## [INFORMATION SHOWN]

□ □ □ □

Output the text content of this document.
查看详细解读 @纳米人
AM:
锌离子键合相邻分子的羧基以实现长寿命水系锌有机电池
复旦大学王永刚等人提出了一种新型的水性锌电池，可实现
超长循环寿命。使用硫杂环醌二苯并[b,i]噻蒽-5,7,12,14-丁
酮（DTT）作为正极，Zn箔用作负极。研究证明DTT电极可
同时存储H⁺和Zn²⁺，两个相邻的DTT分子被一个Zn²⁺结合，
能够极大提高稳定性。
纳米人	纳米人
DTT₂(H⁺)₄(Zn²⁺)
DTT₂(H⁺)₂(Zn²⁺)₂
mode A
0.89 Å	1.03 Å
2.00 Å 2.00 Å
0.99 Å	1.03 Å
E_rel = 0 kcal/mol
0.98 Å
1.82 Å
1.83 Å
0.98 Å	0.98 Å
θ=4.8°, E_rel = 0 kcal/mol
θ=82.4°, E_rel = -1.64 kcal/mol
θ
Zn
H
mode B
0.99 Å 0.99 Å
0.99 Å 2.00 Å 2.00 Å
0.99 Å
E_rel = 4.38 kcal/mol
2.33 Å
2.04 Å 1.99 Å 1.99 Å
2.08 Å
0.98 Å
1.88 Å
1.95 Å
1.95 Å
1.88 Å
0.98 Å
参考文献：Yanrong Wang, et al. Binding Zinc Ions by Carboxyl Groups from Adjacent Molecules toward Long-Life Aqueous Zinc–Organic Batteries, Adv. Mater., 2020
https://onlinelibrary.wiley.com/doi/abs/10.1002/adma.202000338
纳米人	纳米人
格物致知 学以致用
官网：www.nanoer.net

□ □ □ □

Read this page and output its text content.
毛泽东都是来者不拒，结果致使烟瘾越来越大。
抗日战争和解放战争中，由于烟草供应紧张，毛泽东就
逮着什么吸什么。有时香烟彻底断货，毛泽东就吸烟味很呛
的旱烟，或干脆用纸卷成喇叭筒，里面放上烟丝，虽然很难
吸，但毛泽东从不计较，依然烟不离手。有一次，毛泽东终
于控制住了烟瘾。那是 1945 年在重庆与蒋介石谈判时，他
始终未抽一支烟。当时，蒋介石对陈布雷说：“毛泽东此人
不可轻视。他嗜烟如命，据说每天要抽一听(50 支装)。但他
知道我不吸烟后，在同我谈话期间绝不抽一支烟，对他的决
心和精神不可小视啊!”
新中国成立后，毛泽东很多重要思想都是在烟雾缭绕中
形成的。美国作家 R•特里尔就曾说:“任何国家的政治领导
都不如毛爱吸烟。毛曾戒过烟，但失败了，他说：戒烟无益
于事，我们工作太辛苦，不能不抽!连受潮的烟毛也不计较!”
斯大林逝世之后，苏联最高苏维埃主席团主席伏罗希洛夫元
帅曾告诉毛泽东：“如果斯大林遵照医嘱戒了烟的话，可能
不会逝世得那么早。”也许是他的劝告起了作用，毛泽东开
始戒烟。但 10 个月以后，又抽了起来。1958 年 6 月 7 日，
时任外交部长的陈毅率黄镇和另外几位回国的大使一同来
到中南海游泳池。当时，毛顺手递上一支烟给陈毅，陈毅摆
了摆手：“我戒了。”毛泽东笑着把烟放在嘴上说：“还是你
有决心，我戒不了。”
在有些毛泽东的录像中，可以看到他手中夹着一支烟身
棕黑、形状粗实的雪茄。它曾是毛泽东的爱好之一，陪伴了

□ □ □ □

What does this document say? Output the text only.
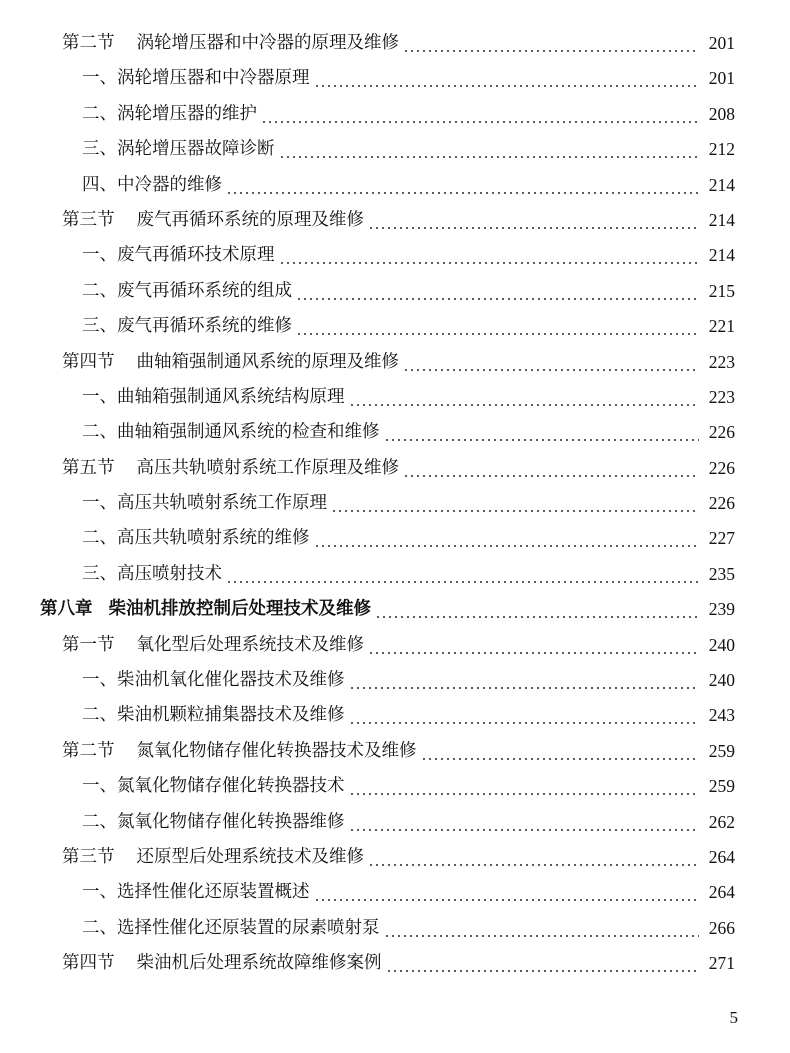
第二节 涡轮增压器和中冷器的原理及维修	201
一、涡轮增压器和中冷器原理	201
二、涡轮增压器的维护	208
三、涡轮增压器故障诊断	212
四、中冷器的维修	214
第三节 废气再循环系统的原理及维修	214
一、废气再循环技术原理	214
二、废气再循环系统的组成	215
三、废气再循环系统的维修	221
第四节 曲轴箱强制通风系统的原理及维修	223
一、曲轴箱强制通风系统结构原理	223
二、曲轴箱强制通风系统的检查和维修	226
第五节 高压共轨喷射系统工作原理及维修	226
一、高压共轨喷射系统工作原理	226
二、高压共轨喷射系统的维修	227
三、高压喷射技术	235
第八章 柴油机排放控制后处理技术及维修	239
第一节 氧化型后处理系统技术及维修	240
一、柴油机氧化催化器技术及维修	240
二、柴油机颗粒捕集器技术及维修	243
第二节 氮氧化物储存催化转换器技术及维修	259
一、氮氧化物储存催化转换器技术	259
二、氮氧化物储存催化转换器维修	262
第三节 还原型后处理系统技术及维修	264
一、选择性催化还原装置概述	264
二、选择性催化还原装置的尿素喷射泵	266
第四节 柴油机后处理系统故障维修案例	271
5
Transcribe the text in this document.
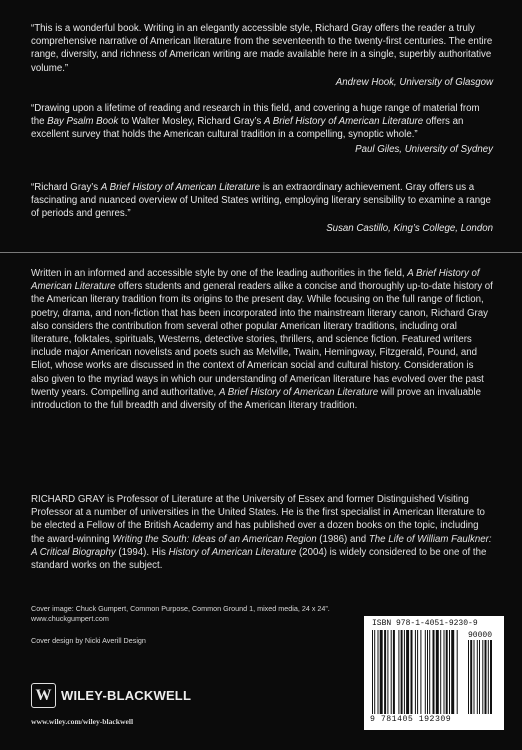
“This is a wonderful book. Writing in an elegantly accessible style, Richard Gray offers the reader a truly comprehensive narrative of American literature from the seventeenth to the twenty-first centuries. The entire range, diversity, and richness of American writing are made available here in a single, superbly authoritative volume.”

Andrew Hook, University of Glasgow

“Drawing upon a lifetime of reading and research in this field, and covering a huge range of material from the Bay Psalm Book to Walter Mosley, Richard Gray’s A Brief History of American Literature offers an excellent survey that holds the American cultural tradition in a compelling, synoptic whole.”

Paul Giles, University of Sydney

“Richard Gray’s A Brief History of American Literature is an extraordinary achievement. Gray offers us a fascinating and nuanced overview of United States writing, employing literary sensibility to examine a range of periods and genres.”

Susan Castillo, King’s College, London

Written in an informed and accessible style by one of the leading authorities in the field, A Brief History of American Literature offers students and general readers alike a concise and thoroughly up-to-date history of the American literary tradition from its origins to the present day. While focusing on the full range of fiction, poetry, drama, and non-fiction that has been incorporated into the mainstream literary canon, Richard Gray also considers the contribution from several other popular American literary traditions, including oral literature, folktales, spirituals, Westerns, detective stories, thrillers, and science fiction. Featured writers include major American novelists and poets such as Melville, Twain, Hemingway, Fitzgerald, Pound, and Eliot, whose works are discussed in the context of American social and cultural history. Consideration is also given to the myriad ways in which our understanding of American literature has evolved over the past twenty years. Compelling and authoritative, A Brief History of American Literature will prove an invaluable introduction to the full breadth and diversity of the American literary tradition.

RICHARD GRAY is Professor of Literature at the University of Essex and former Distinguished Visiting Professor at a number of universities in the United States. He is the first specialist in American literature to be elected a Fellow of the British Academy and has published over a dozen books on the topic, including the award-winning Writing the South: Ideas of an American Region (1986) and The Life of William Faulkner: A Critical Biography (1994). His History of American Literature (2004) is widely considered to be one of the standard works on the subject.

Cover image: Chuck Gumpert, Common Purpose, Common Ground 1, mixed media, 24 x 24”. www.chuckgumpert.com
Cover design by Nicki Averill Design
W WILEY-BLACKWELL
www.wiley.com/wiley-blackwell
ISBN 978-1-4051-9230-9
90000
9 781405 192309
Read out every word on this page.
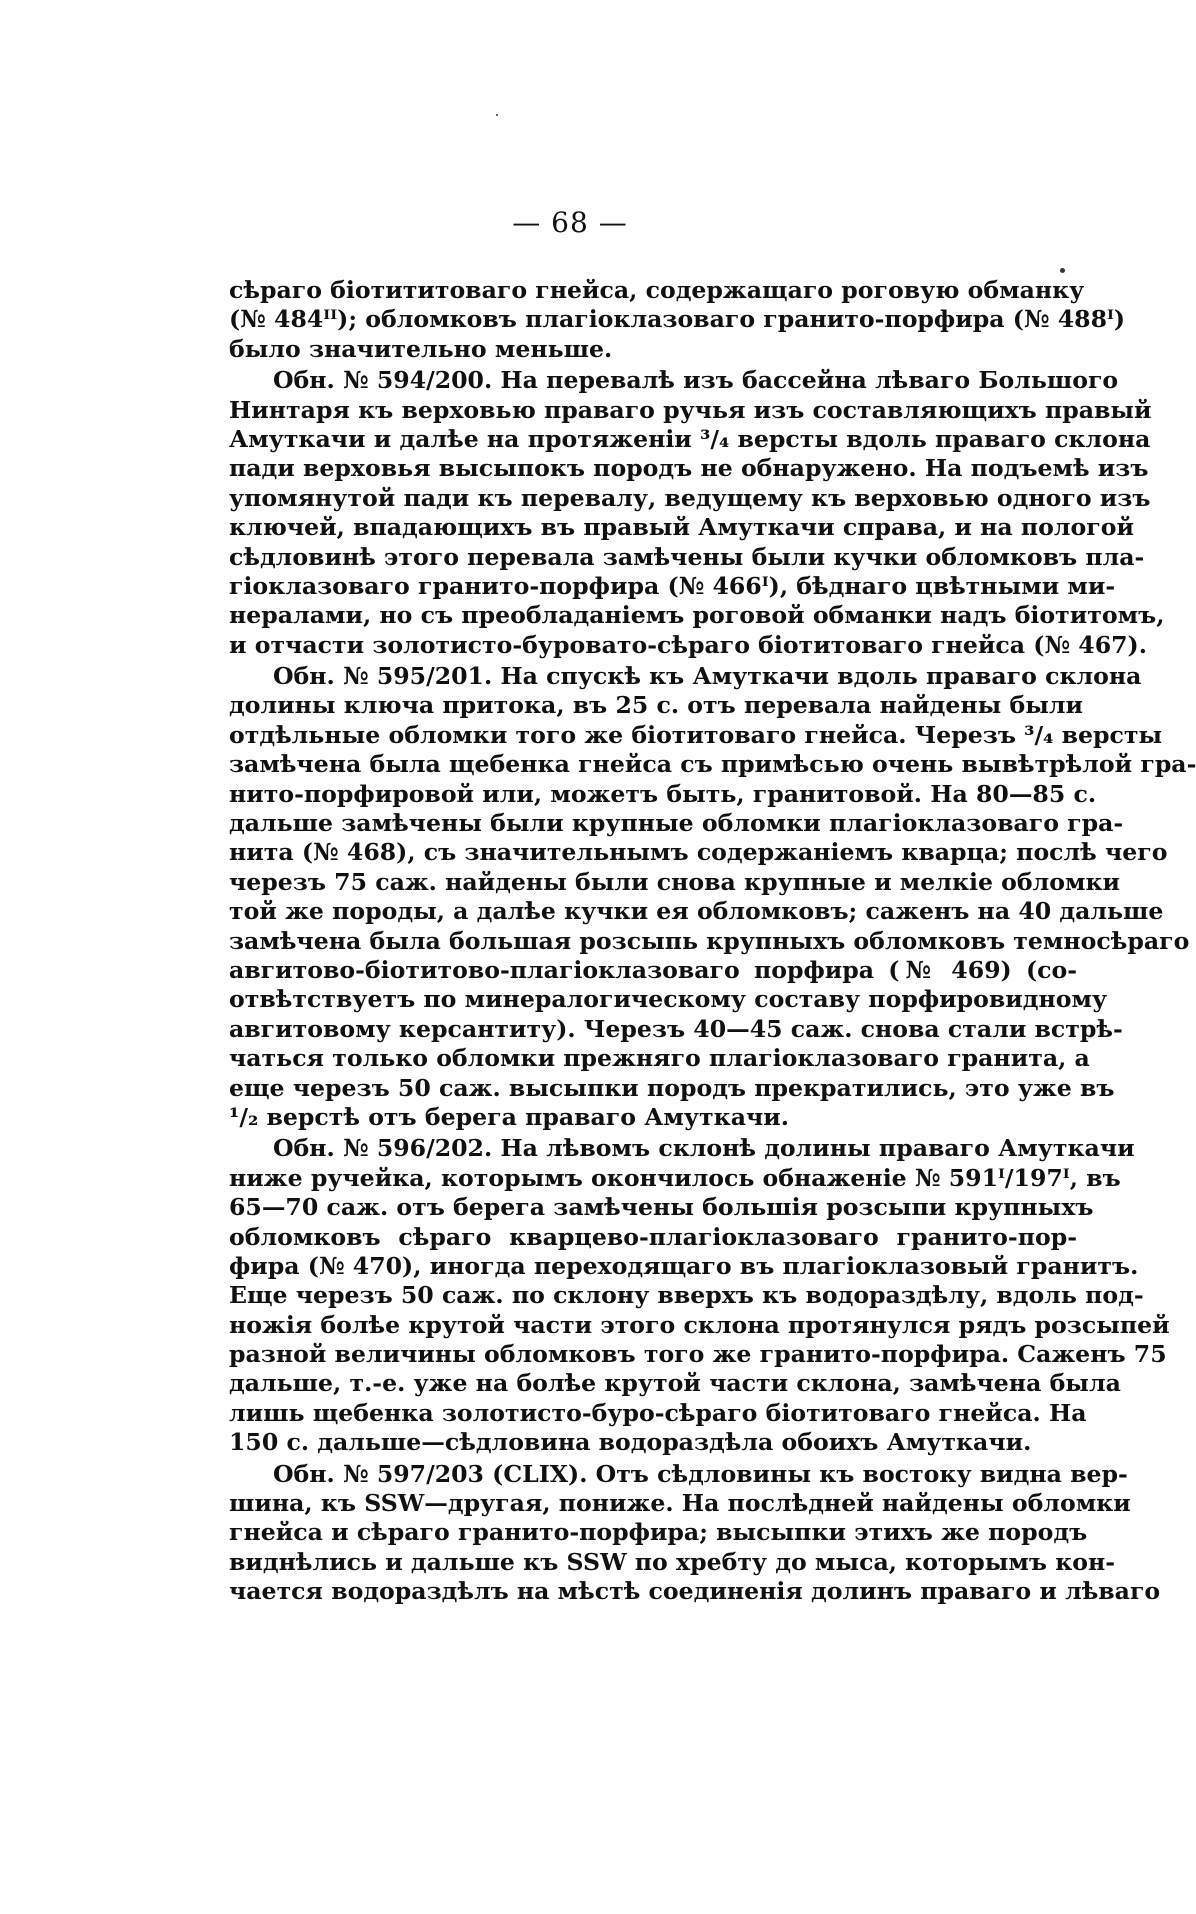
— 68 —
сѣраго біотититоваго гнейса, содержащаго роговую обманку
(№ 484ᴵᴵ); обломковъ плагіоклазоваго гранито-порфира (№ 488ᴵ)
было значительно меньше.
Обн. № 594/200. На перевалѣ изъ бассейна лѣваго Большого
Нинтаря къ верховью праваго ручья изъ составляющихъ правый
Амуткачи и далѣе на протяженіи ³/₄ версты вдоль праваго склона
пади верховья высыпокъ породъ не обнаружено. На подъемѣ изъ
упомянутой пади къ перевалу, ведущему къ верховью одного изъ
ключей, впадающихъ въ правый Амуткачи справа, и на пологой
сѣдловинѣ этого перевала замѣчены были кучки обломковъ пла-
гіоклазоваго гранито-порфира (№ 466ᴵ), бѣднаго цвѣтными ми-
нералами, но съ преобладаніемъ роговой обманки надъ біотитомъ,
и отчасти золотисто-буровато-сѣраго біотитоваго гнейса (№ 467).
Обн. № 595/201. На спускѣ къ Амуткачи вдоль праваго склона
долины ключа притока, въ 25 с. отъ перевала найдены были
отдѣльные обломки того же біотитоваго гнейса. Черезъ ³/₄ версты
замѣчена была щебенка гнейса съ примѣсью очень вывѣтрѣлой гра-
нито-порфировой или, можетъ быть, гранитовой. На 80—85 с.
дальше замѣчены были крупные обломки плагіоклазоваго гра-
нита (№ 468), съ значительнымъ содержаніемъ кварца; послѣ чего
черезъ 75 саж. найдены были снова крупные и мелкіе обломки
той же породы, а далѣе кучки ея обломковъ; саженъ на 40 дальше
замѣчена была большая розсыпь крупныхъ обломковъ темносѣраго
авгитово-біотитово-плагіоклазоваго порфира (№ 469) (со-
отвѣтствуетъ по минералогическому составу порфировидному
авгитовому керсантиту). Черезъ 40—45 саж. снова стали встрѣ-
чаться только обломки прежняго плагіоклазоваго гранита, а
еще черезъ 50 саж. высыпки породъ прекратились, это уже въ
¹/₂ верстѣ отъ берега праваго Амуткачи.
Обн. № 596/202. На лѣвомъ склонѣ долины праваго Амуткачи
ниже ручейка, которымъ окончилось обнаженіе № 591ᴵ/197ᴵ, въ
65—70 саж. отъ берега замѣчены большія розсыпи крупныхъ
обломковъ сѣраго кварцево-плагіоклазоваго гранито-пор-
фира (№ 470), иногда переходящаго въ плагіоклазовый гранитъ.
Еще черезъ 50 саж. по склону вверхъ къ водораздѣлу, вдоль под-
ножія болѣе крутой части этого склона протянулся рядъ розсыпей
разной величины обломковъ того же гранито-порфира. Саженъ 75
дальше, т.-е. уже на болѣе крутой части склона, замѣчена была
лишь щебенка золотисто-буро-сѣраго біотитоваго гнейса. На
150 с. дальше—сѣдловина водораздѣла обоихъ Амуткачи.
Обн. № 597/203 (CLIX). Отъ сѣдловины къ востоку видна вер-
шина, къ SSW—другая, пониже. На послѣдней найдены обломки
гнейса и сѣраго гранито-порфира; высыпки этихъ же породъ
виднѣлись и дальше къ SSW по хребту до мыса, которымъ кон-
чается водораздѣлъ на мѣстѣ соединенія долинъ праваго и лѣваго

□ □ □ □

## [OBJECTIVE]
Wherever the string "біотитоваго" appears in the entries above, list that line.

## [RESPONSE]
и отчасти золотисто-буровато-сѣраго біотитоваго гнейса (№ 467).
отдѣльные обломки того же біотитоваго гнейса. Черезъ ³/₄ версты
лишь щебенка золотисто-буро-сѣраго біотитоваго гнейса. На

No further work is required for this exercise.